*WHAT TO PRODUCE:* Look for the string "watermark" in every line, and copy each line that has it.

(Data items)
══════════

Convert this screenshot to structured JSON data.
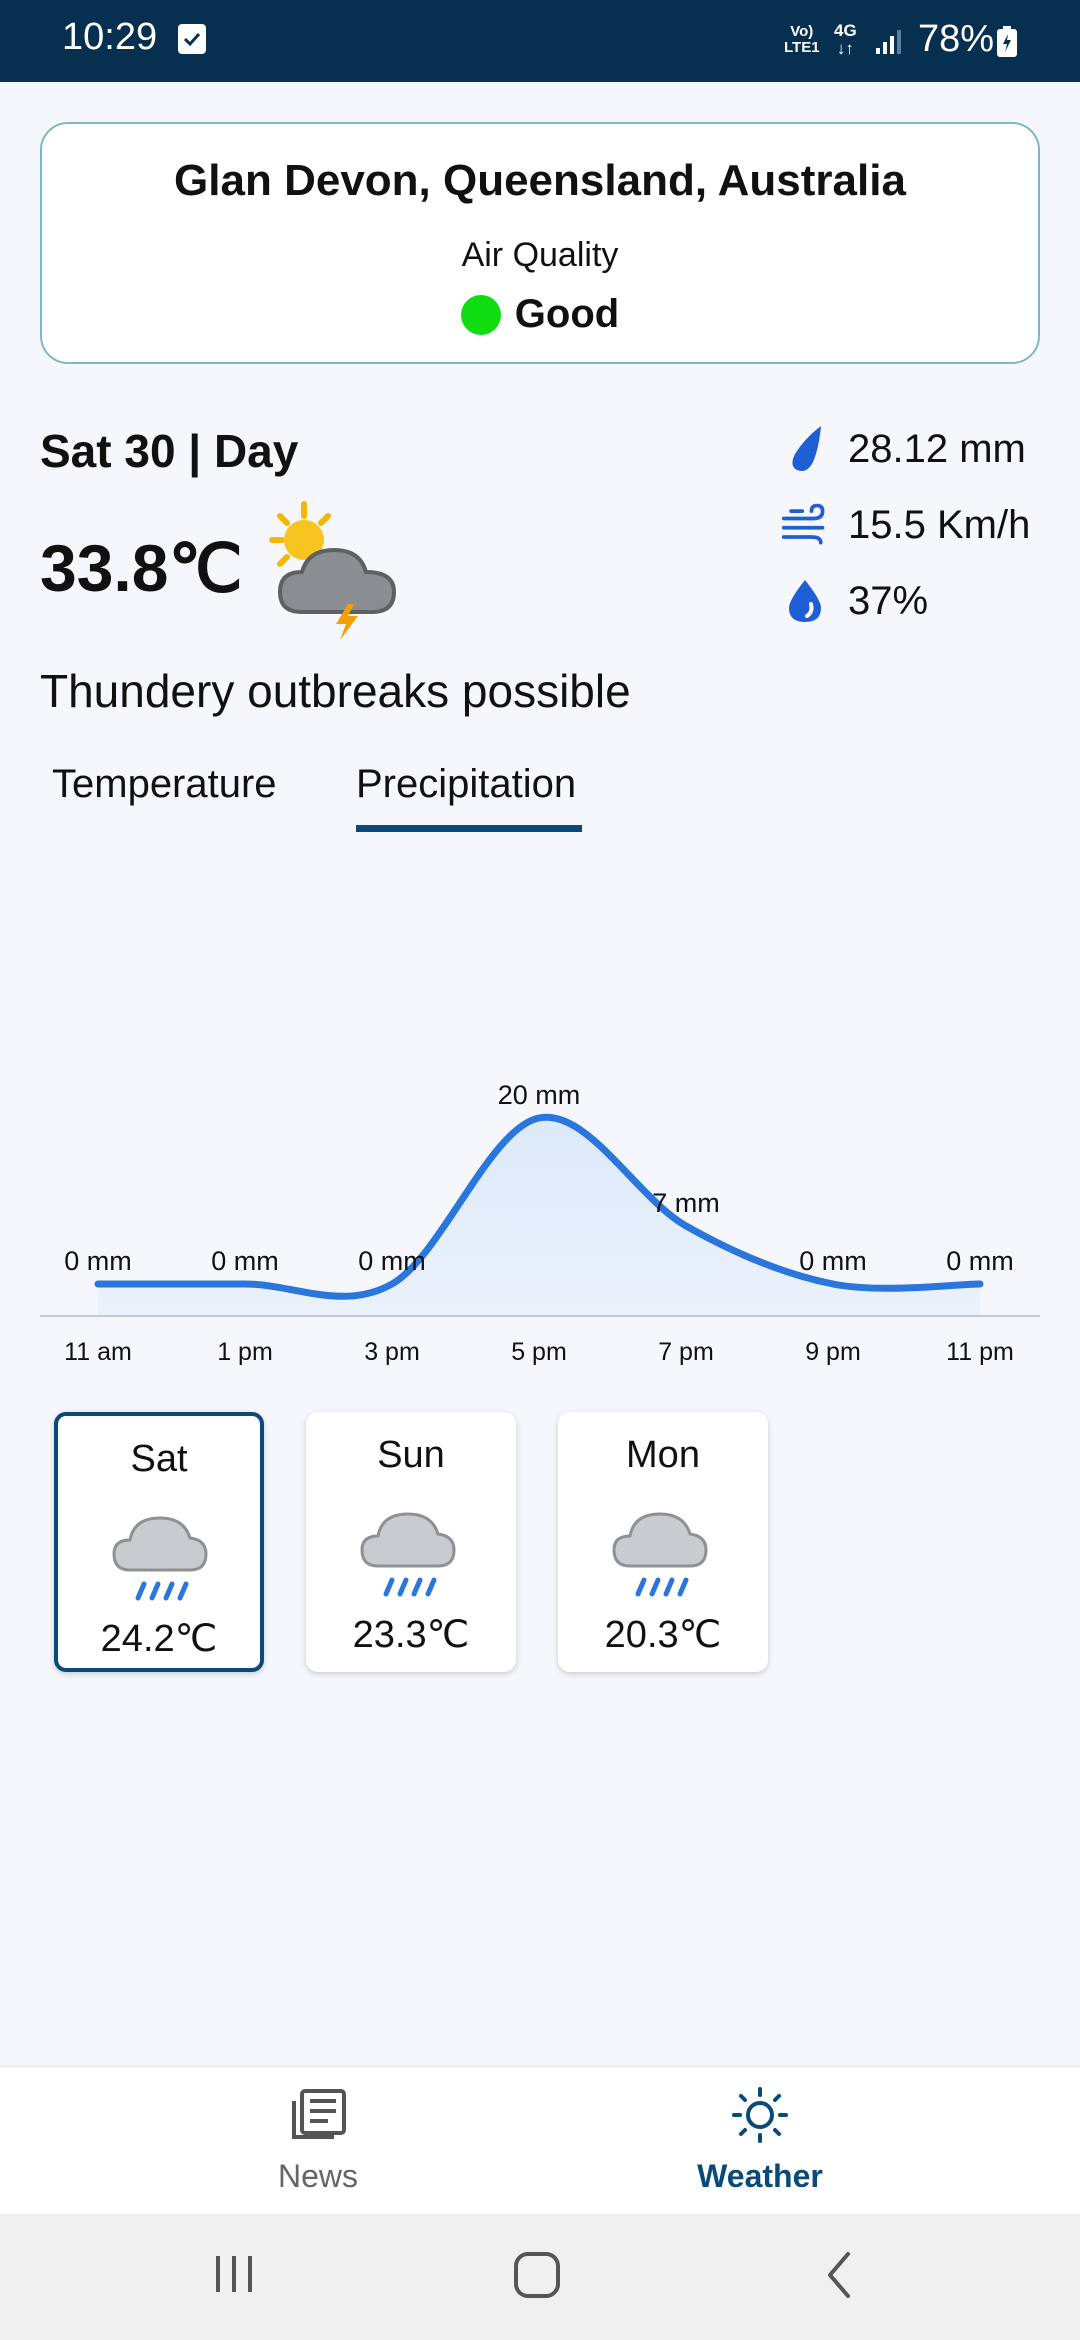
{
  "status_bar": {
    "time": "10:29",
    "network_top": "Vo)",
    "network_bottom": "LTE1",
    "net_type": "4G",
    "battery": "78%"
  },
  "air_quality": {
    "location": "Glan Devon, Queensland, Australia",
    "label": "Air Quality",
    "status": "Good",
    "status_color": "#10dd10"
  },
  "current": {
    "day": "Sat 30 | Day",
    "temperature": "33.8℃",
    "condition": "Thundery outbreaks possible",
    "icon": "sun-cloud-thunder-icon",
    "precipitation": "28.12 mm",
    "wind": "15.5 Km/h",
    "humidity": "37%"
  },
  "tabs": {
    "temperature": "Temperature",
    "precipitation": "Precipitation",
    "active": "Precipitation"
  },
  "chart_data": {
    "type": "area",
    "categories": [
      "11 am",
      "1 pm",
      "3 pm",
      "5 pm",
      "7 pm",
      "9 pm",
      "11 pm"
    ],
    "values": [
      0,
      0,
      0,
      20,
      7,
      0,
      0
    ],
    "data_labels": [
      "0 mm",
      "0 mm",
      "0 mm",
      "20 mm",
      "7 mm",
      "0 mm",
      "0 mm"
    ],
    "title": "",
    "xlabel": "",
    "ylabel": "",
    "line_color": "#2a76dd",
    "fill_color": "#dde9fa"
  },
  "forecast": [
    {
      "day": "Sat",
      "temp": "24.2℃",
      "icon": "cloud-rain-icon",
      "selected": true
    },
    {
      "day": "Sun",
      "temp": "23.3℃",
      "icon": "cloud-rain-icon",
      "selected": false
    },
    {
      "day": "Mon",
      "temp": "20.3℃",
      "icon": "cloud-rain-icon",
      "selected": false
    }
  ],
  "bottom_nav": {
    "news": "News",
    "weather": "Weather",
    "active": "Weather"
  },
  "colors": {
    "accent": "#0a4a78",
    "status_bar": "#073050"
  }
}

══════════

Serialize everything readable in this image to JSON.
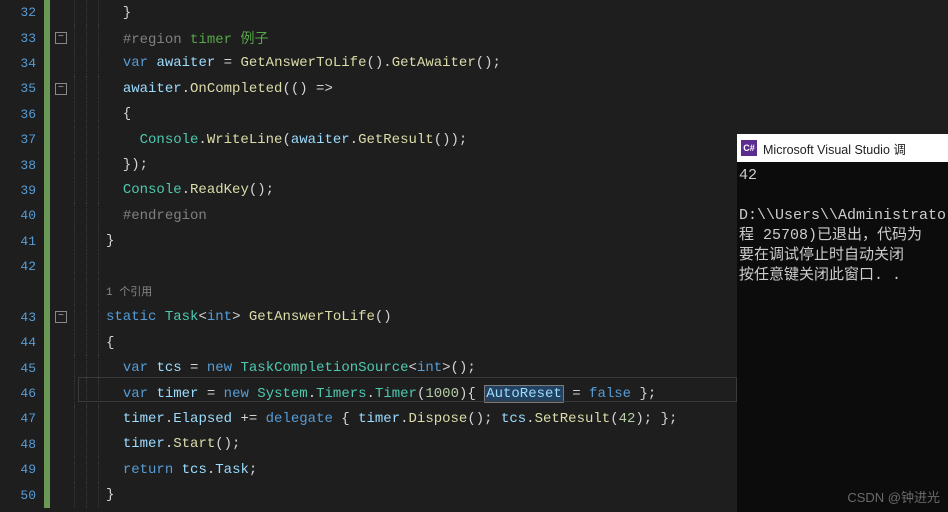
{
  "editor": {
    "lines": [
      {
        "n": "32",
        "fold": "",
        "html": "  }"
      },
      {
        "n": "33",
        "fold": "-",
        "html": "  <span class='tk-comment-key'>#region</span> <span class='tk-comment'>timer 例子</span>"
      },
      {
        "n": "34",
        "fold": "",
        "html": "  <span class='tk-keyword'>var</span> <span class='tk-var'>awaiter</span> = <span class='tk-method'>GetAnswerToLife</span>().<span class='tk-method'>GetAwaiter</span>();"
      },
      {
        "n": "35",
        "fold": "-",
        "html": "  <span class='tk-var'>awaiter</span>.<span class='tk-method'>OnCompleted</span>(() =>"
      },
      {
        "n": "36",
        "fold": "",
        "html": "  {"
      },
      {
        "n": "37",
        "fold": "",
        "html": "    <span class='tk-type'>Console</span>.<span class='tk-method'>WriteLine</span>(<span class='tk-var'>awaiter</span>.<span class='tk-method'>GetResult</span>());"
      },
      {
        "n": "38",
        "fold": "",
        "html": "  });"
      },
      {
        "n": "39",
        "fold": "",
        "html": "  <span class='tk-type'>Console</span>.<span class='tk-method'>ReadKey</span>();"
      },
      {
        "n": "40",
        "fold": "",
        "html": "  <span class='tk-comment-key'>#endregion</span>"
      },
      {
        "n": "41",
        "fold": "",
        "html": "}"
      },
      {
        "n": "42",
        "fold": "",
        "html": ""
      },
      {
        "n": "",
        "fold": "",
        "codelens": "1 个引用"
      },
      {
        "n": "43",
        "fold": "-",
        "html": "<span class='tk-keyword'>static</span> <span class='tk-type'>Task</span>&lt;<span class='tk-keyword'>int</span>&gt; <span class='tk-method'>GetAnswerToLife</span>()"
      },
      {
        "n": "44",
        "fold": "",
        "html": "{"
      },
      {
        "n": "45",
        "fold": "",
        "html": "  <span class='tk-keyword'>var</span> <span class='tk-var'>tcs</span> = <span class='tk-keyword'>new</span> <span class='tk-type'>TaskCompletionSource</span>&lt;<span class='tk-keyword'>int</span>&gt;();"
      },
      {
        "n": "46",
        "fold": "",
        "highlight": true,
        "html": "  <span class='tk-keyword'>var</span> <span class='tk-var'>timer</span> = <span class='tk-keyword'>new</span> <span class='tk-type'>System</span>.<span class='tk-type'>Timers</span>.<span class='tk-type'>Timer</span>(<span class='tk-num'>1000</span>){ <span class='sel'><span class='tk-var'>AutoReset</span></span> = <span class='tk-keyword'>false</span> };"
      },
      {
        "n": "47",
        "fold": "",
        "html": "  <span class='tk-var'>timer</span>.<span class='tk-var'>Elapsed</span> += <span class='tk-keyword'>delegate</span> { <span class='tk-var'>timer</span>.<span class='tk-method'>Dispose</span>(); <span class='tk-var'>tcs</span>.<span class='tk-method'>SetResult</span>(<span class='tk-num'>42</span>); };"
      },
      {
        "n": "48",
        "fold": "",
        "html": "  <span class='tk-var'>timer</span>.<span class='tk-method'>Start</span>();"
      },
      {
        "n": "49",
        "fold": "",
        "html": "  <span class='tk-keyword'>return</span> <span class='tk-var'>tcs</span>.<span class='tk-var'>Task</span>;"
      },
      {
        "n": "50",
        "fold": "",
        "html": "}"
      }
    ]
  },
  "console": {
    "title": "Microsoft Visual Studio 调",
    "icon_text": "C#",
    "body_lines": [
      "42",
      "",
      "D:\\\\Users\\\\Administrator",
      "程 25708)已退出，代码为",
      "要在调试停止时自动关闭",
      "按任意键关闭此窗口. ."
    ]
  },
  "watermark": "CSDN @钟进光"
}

══════════

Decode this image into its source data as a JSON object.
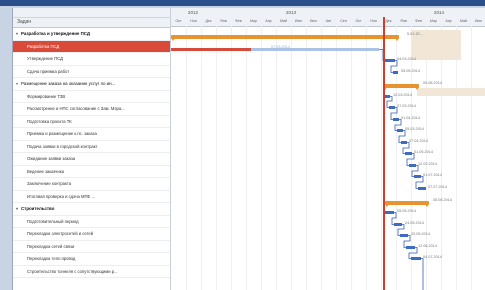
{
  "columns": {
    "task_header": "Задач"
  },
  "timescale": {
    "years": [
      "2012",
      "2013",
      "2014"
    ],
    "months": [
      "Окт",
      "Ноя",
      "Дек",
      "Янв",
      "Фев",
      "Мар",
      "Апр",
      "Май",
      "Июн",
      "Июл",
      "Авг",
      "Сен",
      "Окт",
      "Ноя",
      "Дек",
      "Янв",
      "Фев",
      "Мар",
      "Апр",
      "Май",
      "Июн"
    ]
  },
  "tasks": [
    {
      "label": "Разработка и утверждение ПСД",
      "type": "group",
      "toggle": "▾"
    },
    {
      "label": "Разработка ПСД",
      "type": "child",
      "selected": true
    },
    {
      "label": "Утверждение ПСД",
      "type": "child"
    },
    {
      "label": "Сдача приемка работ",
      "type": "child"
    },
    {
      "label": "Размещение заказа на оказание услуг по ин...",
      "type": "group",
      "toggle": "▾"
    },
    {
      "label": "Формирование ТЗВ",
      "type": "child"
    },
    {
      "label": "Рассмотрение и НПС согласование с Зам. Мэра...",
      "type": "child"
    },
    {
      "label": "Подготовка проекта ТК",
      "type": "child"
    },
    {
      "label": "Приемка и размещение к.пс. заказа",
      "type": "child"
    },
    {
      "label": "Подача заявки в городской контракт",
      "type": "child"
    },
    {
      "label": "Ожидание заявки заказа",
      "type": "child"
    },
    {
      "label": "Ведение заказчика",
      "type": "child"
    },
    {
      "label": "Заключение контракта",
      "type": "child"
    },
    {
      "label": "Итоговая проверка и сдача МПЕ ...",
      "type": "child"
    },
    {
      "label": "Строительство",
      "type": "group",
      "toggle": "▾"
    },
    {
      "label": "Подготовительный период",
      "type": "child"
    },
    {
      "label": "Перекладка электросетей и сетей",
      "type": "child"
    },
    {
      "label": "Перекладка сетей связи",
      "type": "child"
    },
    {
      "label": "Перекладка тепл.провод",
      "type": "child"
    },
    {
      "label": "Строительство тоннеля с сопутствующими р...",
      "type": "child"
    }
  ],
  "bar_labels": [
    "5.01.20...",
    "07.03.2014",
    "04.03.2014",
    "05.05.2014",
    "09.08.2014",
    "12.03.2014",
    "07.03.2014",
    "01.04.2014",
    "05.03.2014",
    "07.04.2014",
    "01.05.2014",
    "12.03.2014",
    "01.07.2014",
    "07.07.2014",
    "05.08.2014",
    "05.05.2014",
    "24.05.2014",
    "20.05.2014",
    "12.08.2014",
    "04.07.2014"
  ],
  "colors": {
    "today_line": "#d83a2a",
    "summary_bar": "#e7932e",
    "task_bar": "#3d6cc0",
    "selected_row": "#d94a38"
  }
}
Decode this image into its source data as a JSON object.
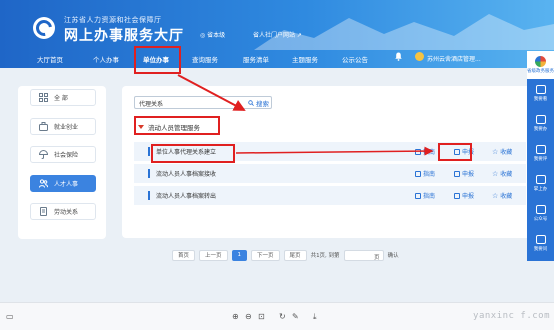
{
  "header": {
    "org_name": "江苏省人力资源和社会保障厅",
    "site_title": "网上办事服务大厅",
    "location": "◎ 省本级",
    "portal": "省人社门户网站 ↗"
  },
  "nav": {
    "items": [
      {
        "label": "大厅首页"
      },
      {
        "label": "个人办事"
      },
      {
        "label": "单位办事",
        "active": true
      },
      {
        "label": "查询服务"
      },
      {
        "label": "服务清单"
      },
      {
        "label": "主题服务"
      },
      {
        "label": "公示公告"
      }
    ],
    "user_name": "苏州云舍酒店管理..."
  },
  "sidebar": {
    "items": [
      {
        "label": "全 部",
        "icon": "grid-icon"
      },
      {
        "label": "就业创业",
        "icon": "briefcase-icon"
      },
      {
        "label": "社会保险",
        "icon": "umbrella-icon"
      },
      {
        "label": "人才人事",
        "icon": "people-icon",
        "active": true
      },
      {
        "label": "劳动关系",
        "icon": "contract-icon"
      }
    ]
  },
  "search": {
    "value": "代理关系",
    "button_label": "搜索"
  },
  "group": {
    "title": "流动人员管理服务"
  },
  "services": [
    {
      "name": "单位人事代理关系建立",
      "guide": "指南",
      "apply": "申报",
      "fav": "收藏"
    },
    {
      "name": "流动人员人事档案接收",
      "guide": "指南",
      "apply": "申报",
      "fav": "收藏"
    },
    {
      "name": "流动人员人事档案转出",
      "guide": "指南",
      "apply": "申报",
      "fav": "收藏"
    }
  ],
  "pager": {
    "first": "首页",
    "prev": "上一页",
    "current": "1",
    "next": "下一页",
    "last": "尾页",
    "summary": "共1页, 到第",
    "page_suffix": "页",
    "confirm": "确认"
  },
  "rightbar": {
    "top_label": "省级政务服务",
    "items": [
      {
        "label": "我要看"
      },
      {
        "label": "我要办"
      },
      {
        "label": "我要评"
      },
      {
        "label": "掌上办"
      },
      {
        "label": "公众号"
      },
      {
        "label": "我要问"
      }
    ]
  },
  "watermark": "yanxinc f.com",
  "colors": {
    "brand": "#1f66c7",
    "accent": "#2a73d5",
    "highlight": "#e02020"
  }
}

══════════

*WRITTEN ANSWER:*
  "watermark": "CSDN @钟进光"
  "watermark": "yanxinc f.com",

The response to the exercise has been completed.